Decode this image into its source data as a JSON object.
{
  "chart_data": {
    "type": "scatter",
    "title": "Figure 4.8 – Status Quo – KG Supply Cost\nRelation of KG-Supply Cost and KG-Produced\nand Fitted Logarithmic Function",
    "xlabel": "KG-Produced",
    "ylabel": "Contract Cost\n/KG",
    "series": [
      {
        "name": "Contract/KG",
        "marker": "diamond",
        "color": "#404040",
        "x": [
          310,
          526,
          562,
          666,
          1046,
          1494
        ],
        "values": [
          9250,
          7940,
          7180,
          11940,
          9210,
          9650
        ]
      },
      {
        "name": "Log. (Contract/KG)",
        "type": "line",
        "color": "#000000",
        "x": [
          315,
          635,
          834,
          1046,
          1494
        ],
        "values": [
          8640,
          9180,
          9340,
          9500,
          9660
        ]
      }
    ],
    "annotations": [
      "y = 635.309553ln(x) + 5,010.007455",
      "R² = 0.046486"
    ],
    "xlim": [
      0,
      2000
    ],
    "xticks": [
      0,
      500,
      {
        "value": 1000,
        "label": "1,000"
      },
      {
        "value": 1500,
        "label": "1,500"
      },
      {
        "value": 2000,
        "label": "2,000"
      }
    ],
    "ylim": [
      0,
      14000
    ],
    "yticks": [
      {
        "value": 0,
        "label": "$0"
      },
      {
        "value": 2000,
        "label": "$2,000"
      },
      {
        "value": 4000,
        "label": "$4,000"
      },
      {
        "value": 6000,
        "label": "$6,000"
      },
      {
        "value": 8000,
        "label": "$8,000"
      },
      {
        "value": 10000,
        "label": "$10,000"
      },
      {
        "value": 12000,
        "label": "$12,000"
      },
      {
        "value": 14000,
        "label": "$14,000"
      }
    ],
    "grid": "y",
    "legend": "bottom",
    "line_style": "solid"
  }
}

------------------------------

* What is expected *
List every line above that contains the word "name".

* Answer below *
        "name": "Contract/KG",
        "name": "Log. (Contract/KG)",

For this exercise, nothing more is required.